WHAT IS NEEDED:
Answer these questions from the text on luxury weddings:
1. What does a multiday luxury wedding with 200 guests now cost, according to Jamie Simon?
2. Which wedding planner did Bezos and Sánchez hire?
3. How large are the teams Haywood works with for the events she plans?

DOCUMENT TEXT:
⟨
A multiday luxury wedding with 200 guests now carries a price tag of about $4 million, according to Jamie Simon, director of events at luxury planning firm Banana Split, which brought the Grainge wedding to life. Cowie said he’s worked on weddings that cost eight figures.
The cost includes upscale vendors for everything from cocktail-hour caviar to $75,000 hanging installations to nightclub-worthy sound and lighting. Those vendors need vendors too: Caterers are now hiring food stylists to make sure their culinary creations are displayed artfully. Bartenders tap mixologists to craft bespoke cocktails. Florists are working with drapery artists, who add huge swaths of fabric for additional layers of drama. Nearly everyone signs a nondisclosure agreement before the work begins.
“Luxury weddings have turned theatrical,” said Preston Bailey, an event designer who has planned weddings like Ivanka Trump’s and last year’s Ambani wedding.
80,000 rose stems
Details about the Bezos-Sánchez wedding have remained largely under wraps. The couple hired the wedding planner Lanza & Baucina, a discreet London-based group that planned George Clooney’s 2014 wedding, and is reportedly tying the knot on a Venetian island. Protests against the couple using Venice for their event are already under way.

A general view of the exterior facade of seven star hotel, Aman Resort, where the guests of US actor George Clooney and Amal Alamuddin are arriving to a attend their allegedly wedding party in Venice, Italy, 27 September 2014. EPA/ANDREA MEROLA
A representative for Bezos and Sánchez declined to comment. Lanza & Baucina said that its guiding principles and the instructions of its client call for the “minimizing of any disruption to the city, the respect for its residents and institutions and the overwhelming employment of locals in the crafting of the events.”
A luxury destination wedding takes a village to produce. Haywood in London works with teams as large as 500 people for the events she plans. “We’ve got 80,000 rose stems here. Can you imagine how many people it takes to condition those flowers?” she said, taking a call while setting up a wedding near Monaco. She declined to name the couple.
⟩
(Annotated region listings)
⟨
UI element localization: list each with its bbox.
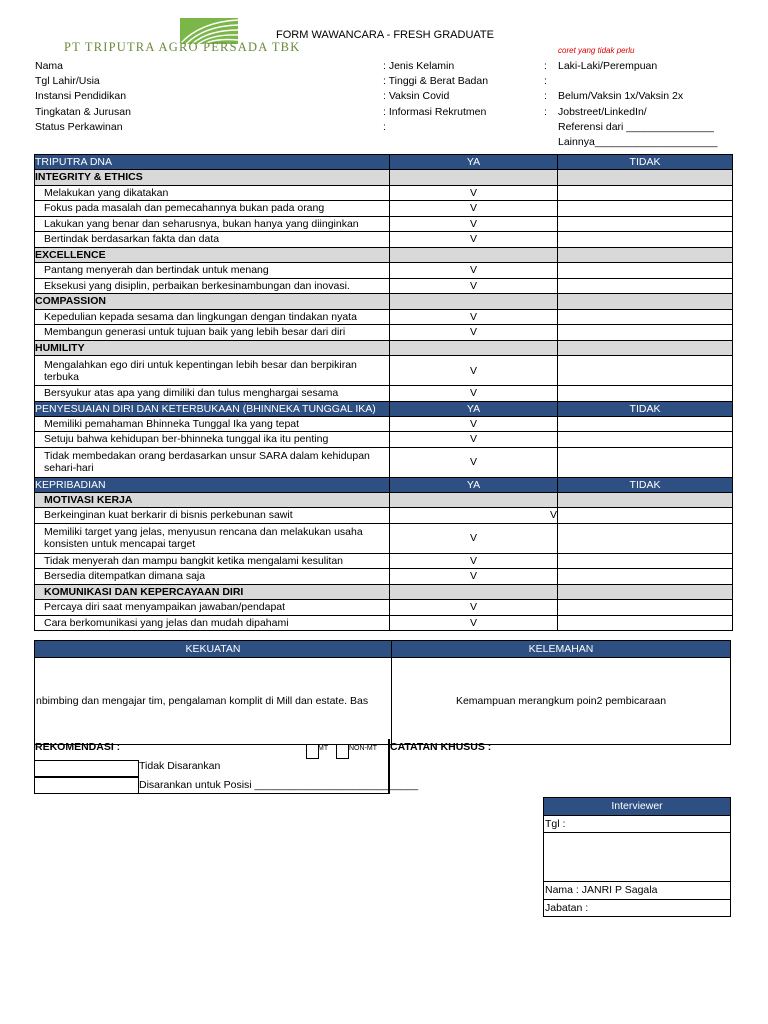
tidak-cell[interactable] [558, 201, 733, 217]
kekuatan-header: KEKUATAN [35, 641, 392, 658]
ya-column-header: YA [390, 401, 558, 416]
table-row [35, 185, 733, 201]
tidak-cell[interactable] [558, 309, 733, 325]
tidak-cell[interactable] [558, 447, 733, 477]
tidak-column-header: TIDAK [558, 477, 733, 492]
item-text: Percaya diri saat menyampaikan jawaban/pendapat [35, 600, 390, 616]
recommendation-label: REKOMENDASI : [35, 741, 121, 753]
tidak-cell[interactable] [558, 278, 733, 294]
interviewer-table [543, 797, 731, 917]
table-row [35, 569, 733, 585]
tidak-cell[interactable] [558, 325, 733, 341]
section-title: KEPRIBADIAN [35, 477, 390, 492]
table-row [35, 232, 733, 248]
table-row [35, 386, 733, 402]
item-text: Tidak menyerah dan mampu bangkit ketika mengalami kesulitan [35, 553, 390, 569]
tidak-cell[interactable] [558, 432, 733, 448]
section-header [35, 155, 733, 170]
info-label-instansi: Instansi Pendidikan [35, 90, 127, 102]
ya-cell[interactable]: V [390, 185, 558, 201]
ya-cell[interactable]: V [390, 263, 558, 279]
subcategory-label: MOTIVASI KERJA [35, 492, 390, 508]
info-value-referensi: Referensi dari _______________ [558, 121, 714, 133]
disarankan-checkbox[interactable] [34, 777, 139, 794]
tidak-cell[interactable] [558, 263, 733, 279]
section-title: PENYESUAIAN DIRI DAN KETERBUKAAN (BHINNEKA TUNGGAL IKA) [35, 401, 390, 416]
kekuatan-text[interactable]: nbimbing dan mengajar tim, pengalaman komplit di Mill dan estate. Bas [35, 658, 392, 745]
ya-cell[interactable]: V [390, 615, 558, 631]
item-text: Memiliki pemahaman Bhinneka Tunggal Ika yang tepat [35, 416, 390, 432]
ya-cell[interactable]: V [390, 523, 558, 553]
info-label-tgl-lahir: Tgl Lahir/Usia [35, 75, 100, 87]
company-name: PT TRIPUTRA AGRO PERSADA TBK [64, 40, 301, 54]
ya-cell[interactable]: V [390, 416, 558, 432]
catatan-label: CATATAN KHUSUS : [390, 741, 492, 753]
item-text: Eksekusi yang disiplin, perbaikan berkesinambungan dan inovasi. [35, 278, 390, 294]
ya-cell[interactable]: V [390, 553, 558, 569]
section-header [35, 477, 733, 492]
item-text: Cara berkomunikasi yang jelas dan mudah dipahami [35, 615, 390, 631]
table-row [35, 416, 733, 432]
kelemahan-header: KELEMAHAN [392, 641, 731, 658]
strengths-weaknesses-table [34, 640, 731, 745]
ya-cell[interactable]: V [390, 309, 558, 325]
ya-cell[interactable]: V [390, 508, 558, 524]
subcategory-label: KOMUNIKASI DAN KEPERCAYAAN DIRI [35, 584, 390, 600]
category-label: INTEGRITY & ETHICS [35, 170, 390, 186]
table-row [35, 263, 733, 279]
info-value-vaksin: Belum/Vaksin 1x/Vaksin 2x [558, 90, 684, 102]
item-text: Bersedia ditempatkan dimana saja [35, 569, 390, 585]
ya-column-header: YA [390, 155, 558, 170]
table-row [35, 600, 733, 616]
table-row [35, 278, 733, 294]
tidak-cell[interactable] [558, 232, 733, 248]
info-label-informasi: : Informasi Rekrutmen [383, 106, 487, 118]
ya-cell[interactable]: V [390, 386, 558, 402]
info-colon: : [544, 75, 547, 87]
tidak-cell[interactable] [558, 386, 733, 402]
nonmt-checkbox[interactable] [336, 744, 349, 759]
tidak-cell[interactable] [558, 600, 733, 616]
interviewer-jabatan[interactable]: Jabatan : [544, 899, 731, 917]
tidak-cell[interactable] [558, 416, 733, 432]
ya-cell[interactable]: V [390, 232, 558, 248]
tidak-cell[interactable] [558, 553, 733, 569]
info-label-nama: Nama [35, 60, 64, 72]
mt-label: MT [318, 745, 329, 752]
info-colon: : [544, 90, 547, 102]
info-label-tingkatan: Tingkatan & Jurusan [35, 106, 131, 118]
tidak-cell[interactable] [558, 216, 733, 232]
ya-cell[interactable]: V [390, 278, 558, 294]
info-value-jobstreet: Jobstreet/LinkedIn/ [558, 106, 647, 118]
nonmt-label: NON-MT [349, 745, 377, 752]
tidak-cell[interactable] [558, 523, 733, 553]
item-text: Melakukan yang dikatakan [35, 185, 390, 201]
ya-cell[interactable]: V [390, 432, 558, 448]
category-label: COMPASSION [35, 294, 390, 310]
table-row [35, 508, 733, 524]
item-text: Berkeinginan kuat berkarir di bisnis perkebunan sawit [35, 508, 390, 524]
item-text: Membangun generasi untuk tujuan baik yang lebih besar dari diri [35, 325, 390, 341]
category-label: EXCELLENCE [35, 247, 390, 263]
ya-cell[interactable]: V [390, 569, 558, 585]
interviewer-tgl[interactable]: Tgl : [544, 815, 731, 833]
tidak-disarankan-checkbox[interactable] [34, 760, 139, 777]
info-label-blank: : [383, 121, 386, 133]
tidak-column-header: TIDAK [558, 401, 733, 416]
table-row [35, 553, 733, 569]
interviewer-header: Interviewer [544, 798, 731, 816]
form-title: FORM WAWANCARA - FRESH GRADUATE [276, 29, 494, 41]
strike-note: coret yang tidak perlu [558, 46, 635, 55]
ya-cell[interactable]: V [390, 447, 558, 477]
table-row [35, 615, 733, 631]
kelemahan-text[interactable]: Kemampuan merangkum poin2 pembicaraan [392, 658, 731, 745]
item-text: Lakukan yang benar dan seharusnya, bukan hanya yang diinginkan [35, 216, 390, 232]
info-value-lainnya: Lainnya_____________________ [558, 136, 718, 148]
table-row [35, 309, 733, 325]
info-colon: : [544, 60, 547, 72]
info-label-status: Status Perkawinan [35, 121, 123, 133]
tidak-cell[interactable] [558, 615, 733, 631]
item-text: Bersyukur atas apa yang dimiliki dan tulus menghargai sesama [35, 386, 390, 402]
table-row [35, 356, 733, 386]
interviewer-nama[interactable]: Nama : JANRI P Sagala [544, 882, 731, 900]
table-row [35, 325, 733, 341]
ya-cell[interactable]: V [390, 201, 558, 217]
ya-cell[interactable]: V [390, 600, 558, 616]
ya-cell[interactable]: V [390, 325, 558, 341]
interviewer-signature[interactable] [544, 833, 731, 882]
item-text: Mengalahkan ego diri untuk kepentingan lebih besar dan berpikiran terbuka [35, 356, 390, 386]
tidak-column-header: TIDAK [558, 155, 733, 170]
table-row [35, 432, 733, 448]
item-text: Fokus pada masalah dan pemecahannya bukan pada orang [35, 201, 390, 217]
table-row [35, 523, 733, 553]
info-label-vaksin: : Vaksin Covid [383, 90, 450, 102]
section-title: TRIPUTRA DNA [35, 155, 390, 170]
tidak-cell[interactable] [558, 569, 733, 585]
tidak-disarankan-label: Tidak Disarankan [139, 760, 221, 772]
ya-cell[interactable]: V [390, 216, 558, 232]
assessment-table [34, 154, 733, 631]
item-text: Kepedulian kepada sesama dan lingkungan dengan tindakan nyata [35, 309, 390, 325]
info-colon: : [544, 106, 547, 118]
table-row [35, 201, 733, 217]
info-label-tinggi-berat: : Tinggi & Berat Badan [383, 75, 489, 87]
tidak-cell[interactable] [558, 185, 733, 201]
info-value-gender: Laki-Laki/Perempuan [558, 60, 658, 72]
section-header [35, 401, 733, 416]
item-text: Memiliki target yang jelas, menyusun rencana dan melakukan usaha konsisten untuk mencapai target [35, 523, 390, 553]
info-label-jenis-kelamin: : Jenis Kelamin [383, 60, 455, 72]
disarankan-label: Disarankan untuk Posisi ____________________________ [139, 779, 419, 791]
table-row [35, 447, 733, 477]
ya-column-header: YA [390, 477, 558, 492]
tidak-cell[interactable] [558, 356, 733, 386]
ya-cell[interactable]: V [390, 356, 558, 386]
item-text: Tidak membedakan orang berdasarkan unsur SARA dalam kehidupan sehari-hari [35, 447, 390, 477]
item-text: Setuju bahwa kehidupan ber-bhinneka tunggal ika itu penting [35, 432, 390, 448]
category-label: HUMILITY [35, 340, 390, 356]
item-text: Bertindak berdasarkan fakta dan data [35, 232, 390, 248]
tidak-cell[interactable] [558, 508, 733, 524]
item-text: Pantang menyerah dan bertindak untuk menang [35, 263, 390, 279]
table-row [35, 216, 733, 232]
⟩
COMPLETED EXERCISE:
1. About $4 million.
2. Lanza & Baucina.
3. As large as 500 people.